Goal: Output the data below in full, character for character.

** START OF Entries **

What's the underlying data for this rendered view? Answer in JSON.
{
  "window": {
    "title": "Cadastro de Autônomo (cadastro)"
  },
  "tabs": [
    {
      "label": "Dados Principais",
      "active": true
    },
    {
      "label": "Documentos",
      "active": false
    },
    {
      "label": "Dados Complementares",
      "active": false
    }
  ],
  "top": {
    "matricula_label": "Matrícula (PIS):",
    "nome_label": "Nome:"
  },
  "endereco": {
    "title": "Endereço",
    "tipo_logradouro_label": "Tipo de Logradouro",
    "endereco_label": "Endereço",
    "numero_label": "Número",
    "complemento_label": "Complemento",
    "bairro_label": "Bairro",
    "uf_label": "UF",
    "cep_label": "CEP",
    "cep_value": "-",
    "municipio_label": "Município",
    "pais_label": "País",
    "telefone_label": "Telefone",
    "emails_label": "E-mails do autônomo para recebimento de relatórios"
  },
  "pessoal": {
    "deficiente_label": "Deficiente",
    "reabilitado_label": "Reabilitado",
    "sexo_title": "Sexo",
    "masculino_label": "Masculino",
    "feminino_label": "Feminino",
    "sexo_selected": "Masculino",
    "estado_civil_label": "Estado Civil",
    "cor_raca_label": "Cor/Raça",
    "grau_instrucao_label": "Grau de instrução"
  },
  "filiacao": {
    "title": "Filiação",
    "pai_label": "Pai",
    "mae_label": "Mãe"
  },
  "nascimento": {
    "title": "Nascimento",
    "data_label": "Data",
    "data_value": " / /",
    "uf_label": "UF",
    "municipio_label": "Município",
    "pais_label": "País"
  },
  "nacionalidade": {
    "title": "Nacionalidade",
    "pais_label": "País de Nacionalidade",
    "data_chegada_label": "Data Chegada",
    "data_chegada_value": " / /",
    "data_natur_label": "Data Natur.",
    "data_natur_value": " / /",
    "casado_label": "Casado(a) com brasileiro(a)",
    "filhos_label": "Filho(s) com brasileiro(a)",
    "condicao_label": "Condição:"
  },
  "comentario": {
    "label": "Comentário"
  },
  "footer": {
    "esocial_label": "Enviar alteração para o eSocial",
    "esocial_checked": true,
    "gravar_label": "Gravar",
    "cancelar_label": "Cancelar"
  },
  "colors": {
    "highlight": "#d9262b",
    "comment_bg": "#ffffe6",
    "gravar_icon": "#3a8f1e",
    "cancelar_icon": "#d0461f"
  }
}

** END OF Entries **

Correct answer:
What's the underlying data for this rendered view? Answer in JSON.
{
  "window": {
    "title": "Cadastro de Autônomo (cadastro)"
  },
  "tabs": [
    {
      "label": "Dados Principais",
      "active": true
    },
    {
      "label": "Documentos",
      "active": false
    },
    {
      "label": "Dados Complementares",
      "active": false
    }
  ],
  "top": {
    "matricula_label": "Matrícula (PIS):",
    "nome_label": "Nome:"
  },
  "endereco": {
    "title": "Endereço",
    "tipo_logradouro_label": "Tipo de Logradouro",
    "endereco_label": "Endereço",
    "numero_label": "Número",
    "complemento_label": "Complemento",
    "bairro_label": "Bairro",
    "uf_label": "UF",
    "cep_label": "CEP",
    "cep_value": "-",
    "municipio_label": "Município",
    "pais_label": "País",
    "telefone_label": "Telefone",
    "emails_label": "E-mails do autônomo para recebimento de relatórios"
  },
  "pessoal": {
    "deficiente_label": "Deficiente",
    "reabilitado_label": "Reabilitado",
    "sexo_title": "Sexo",
    "masculino_label": "Masculino",
    "feminino_label": "Feminino",
    "sexo_selected": "Masculino",
    "estado_civil_label": "Estado Civil",
    "cor_raca_label": "Cor/Raça",
    "grau_instrucao_label": "Grau de instrução"
  },
  "filiacao": {
    "title": "Filiação",
    "pai_label": "Pai",
    "mae_label": "Mãe"
  },
  "nascimento": {
    "title": "Nascimento",
    "data_label": "Data",
    "data_value": " / /",
    "uf_label": "UF",
    "municipio_label": "Município",
    "pais_label": "País"
  },
  "nacionalidade": {
    "title": "Nacionalidade",
    "pais_label": "País de Nacionalidade",
    "data_chegada_label": "Data Chegada",
    "data_chegada_value": " / /",
    "data_natur_label": "Data Natur.",
    "data_natur_value": " / /",
    "casado_label": "Casado(a) com brasileiro(a)",
    "filhos_label": "Filho(s) com brasileiro(a)",
    "condicao_label": "Condição:"
  },
  "comentario": {
    "label": "Comentário"
  },
  "footer": {
    "esocial_label": "Enviar alteração para o eSocial",
    "esocial_checked": true,
    "gravar_label": "Gravar",
    "cancelar_label": "Cancelar"
  },
  "colors": {
    "highlight": "#d9262b",
    "comment_bg": "#ffffe6",
    "gravar_icon": "#3a8f1e",
    "cancelar_icon": "#d0461f"
  }
}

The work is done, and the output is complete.